Your task is to give the number of lines in the listing that include "Hydrogen", and nothing else.

Records from a collection of figures:
==============================

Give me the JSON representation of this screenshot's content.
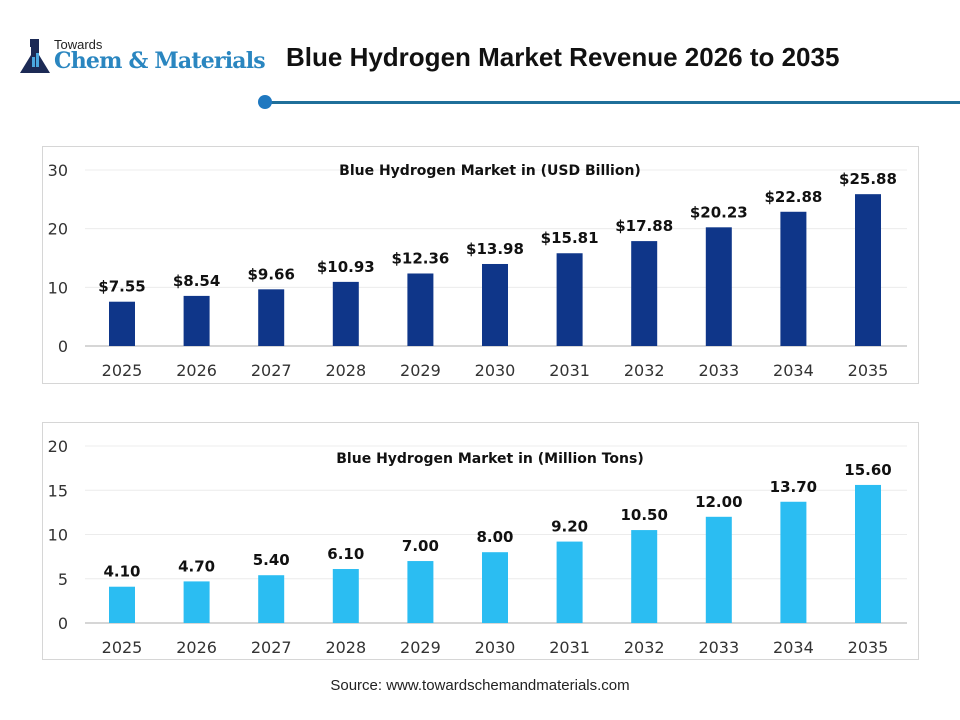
{
  "logo": {
    "line1": "Towards",
    "line2": "Chem & Materials"
  },
  "title": "Blue Hydrogen Market Revenue 2026 to 2035",
  "source": "Source: www.towardschemandmaterials.com",
  "colors": {
    "revenue_bar": "#0f3689",
    "volume_bar": "#2bbdf2",
    "accent": "#1f6f9a"
  },
  "chart_data": [
    {
      "type": "bar",
      "title": "Blue Hydrogen Market in (USD Billion)",
      "categories": [
        "2025",
        "2026",
        "2027",
        "2028",
        "2029",
        "2030",
        "2031",
        "2032",
        "2033",
        "2034",
        "2035"
      ],
      "values": [
        7.55,
        8.54,
        9.66,
        10.93,
        12.36,
        13.98,
        15.81,
        17.88,
        20.23,
        22.88,
        25.88
      ],
      "data_labels": [
        "$7.55",
        "$8.54",
        "$9.66",
        "$10.93",
        "$12.36",
        "$13.98",
        "$15.81",
        "$17.88",
        "$20.23",
        "$22.88",
        "$25.88"
      ],
      "yticks": [
        "0",
        "10",
        "20",
        "30"
      ],
      "ylim": [
        0,
        30
      ],
      "grid": true
    },
    {
      "type": "bar",
      "title": "Blue Hydrogen Market in (Million Tons)",
      "categories": [
        "2025",
        "2026",
        "2027",
        "2028",
        "2029",
        "2030",
        "2031",
        "2032",
        "2033",
        "2034",
        "2035"
      ],
      "values": [
        4.1,
        4.7,
        5.4,
        6.1,
        7.0,
        8.0,
        9.2,
        10.5,
        12.0,
        13.7,
        15.6
      ],
      "data_labels": [
        "4.10",
        "4.70",
        "5.40",
        "6.10",
        "7.00",
        "8.00",
        "9.20",
        "10.50",
        "12.00",
        "13.70",
        "15.60"
      ],
      "yticks": [
        "0",
        "5",
        "10",
        "15",
        "20"
      ],
      "ylim": [
        0,
        20
      ],
      "grid": true
    }
  ]
}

==============================

_OUTPUT FOR THIS EXERCISE_: 3